▶ **Dataset excerpts**
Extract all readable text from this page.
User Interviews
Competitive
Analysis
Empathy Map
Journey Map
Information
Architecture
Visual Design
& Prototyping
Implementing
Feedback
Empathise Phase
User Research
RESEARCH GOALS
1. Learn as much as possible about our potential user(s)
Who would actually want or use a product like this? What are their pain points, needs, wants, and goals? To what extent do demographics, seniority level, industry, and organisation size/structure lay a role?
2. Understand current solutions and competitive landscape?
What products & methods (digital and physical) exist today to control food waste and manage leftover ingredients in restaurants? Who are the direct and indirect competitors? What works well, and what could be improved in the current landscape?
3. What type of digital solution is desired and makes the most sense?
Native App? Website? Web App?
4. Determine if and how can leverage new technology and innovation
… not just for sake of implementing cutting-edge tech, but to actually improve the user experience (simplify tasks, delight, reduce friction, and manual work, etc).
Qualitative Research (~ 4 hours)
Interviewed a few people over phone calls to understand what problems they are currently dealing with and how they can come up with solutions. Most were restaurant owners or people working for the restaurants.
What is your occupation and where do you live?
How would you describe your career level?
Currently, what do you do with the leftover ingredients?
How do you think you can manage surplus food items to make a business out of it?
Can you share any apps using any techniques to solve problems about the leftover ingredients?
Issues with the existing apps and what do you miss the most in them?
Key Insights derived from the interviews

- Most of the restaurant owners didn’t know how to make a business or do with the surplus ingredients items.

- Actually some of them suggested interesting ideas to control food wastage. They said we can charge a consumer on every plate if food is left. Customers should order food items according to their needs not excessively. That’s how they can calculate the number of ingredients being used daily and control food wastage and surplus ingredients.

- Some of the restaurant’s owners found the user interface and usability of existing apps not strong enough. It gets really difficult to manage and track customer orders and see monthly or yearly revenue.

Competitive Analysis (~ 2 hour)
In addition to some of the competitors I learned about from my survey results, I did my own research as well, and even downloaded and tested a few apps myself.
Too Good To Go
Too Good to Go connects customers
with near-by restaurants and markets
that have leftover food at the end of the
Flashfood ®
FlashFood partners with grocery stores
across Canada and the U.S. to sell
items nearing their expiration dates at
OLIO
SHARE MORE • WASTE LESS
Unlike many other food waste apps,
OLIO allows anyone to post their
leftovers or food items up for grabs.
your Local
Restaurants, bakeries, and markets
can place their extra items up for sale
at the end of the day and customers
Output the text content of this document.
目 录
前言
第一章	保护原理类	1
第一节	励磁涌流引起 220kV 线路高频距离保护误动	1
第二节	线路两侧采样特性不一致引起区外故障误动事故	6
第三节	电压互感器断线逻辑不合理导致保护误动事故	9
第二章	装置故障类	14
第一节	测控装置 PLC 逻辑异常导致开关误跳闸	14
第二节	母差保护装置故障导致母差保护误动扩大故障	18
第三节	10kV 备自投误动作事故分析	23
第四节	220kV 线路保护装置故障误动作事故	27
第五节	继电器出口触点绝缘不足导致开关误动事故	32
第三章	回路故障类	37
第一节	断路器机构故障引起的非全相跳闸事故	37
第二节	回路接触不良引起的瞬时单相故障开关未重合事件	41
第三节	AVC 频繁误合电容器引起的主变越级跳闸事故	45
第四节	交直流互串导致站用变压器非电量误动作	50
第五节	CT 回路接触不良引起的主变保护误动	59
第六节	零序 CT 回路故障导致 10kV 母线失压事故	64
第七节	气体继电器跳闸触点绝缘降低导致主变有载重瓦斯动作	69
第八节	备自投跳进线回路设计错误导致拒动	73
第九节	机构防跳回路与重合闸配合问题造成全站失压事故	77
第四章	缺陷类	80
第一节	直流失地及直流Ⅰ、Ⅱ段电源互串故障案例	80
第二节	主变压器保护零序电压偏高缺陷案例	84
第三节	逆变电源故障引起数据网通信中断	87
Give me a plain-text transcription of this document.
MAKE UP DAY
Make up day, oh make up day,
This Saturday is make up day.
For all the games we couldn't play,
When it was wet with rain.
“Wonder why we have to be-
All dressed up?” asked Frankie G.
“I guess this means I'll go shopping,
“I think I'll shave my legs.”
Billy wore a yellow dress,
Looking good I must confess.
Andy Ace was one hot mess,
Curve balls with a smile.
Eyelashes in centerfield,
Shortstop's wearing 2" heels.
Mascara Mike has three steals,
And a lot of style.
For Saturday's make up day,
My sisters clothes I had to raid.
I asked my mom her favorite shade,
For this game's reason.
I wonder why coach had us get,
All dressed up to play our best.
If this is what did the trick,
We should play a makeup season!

▶ **Short exercise**
Please quote nothing but the lines from the line with "Output the text content of this document." through the end of the data above, exactly as written, ends included.

▶ **Exercise output**
Output the text content of this document.
目 录
前言
第一章	保护原理类	1
第一节	励磁涌流引起 220kV 线路高频距离保护误动	1
第二节	线路两侧采样特性不一致引起区外故障误动事故	6
第三节	电压互感器断线逻辑不合理导致保护误动事故	9
第二章	装置故障类	14
第一节	测控装置 PLC 逻辑异常导致开关误跳闸	14
第二节	母差保护装置故障导致母差保护误动扩大故障	18
第三节	10kV 备自投误动作事故分析	23
第四节	220kV 线路保护装置故障误动作事故	27
第五节	继电器出口触点绝缘不足导致开关误动事故	32
第三章	回路故障类	37
第一节	断路器机构故障引起的非全相跳闸事故	37
第二节	回路接触不良引起的瞬时单相故障开关未重合事件	41
第三节	AVC 频繁误合电容器引起的主变越级跳闸事故	45
第四节	交直流互串导致站用变压器非电量误动作	50
第五节	CT 回路接触不良引起的主变保护误动	59
第六节	零序 CT 回路故障导致 10kV 母线失压事故	64
第七节	气体继电器跳闸触点绝缘降低导致主变有载重瓦斯动作	69
第八节	备自投跳进线回路设计错误导致拒动	73
第九节	机构防跳回路与重合闸配合问题造成全站失压事故	77
第四章	缺陷类	80
第一节	直流失地及直流Ⅰ、Ⅱ段电源互串故障案例	80
第二节	主变压器保护零序电压偏高缺陷案例	84
第三节	逆变电源故障引起数据网通信中断	87
Give me a plain-text transcription of this document.
MAKE UP DAY
Make up day, oh make up day,
This Saturday is make up day.
For all the games we couldn't play,
When it was wet with rain.
“Wonder why we have to be-
All dressed up?” asked Frankie G.
“I guess this means I'll go shopping,
“I think I'll shave my legs.”
Billy wore a yellow dress,
Looking good I must confess.
Andy Ace was one hot mess,
Curve balls with a smile.
Eyelashes in centerfield,
Shortstop's wearing 2" heels.
Mascara Mike has three steals,
And a lot of style.
For Saturday's make up day,
My sisters clothes I had to raid.
I asked my mom her favorite shade,
For this game's reason.
I wonder why coach had us get,
All dressed up to play our best.
If this is what did the trick,
We should play a makeup season!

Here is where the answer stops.